┌──
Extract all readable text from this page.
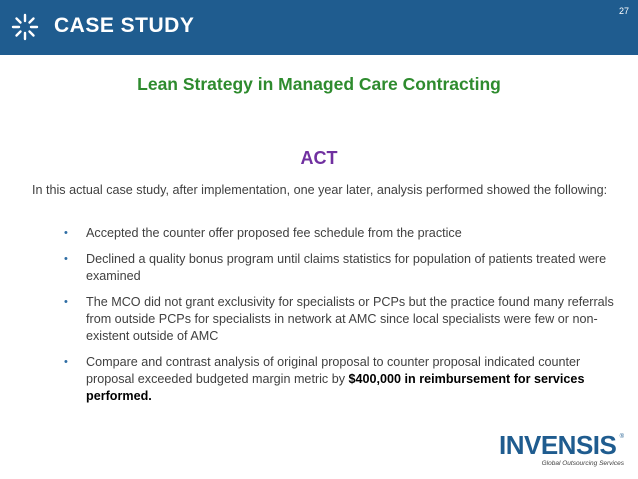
CASE STUDY
27
Lean Strategy in Managed Care Contracting
ACT
In this actual case study, after implementation, one year later, analysis performed showed the following:
• Accepted the counter offer proposed fee schedule from the practice
• Declined a quality bonus program until claims statistics for population of patients treated were examined
• The MCO did not grant exclusivity for specialists or PCPs but the practice found many referrals from outside PCPs for specialists in network at AMC since local specialists were few or non-existent outside of AMC
• Compare and contrast analysis of original proposal to counter proposal indicated counter proposal exceeded budgeted margin metric by $400,000 in reimbursement for services performed.
INVENSIS ®
Global Outsourcing Services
└──
* **Task directions**: Look through the entries above. Copy out every line holding the word "analysis".

* **Result of this exercise**:
In this actual case study, after implementation, one year later, analysis performed showed the following:
• Compare and contrast analysis of original proposal to counter proposal indicated counter proposal exceeded budgeted margin metric by $400,000 in reimbursement for services performed.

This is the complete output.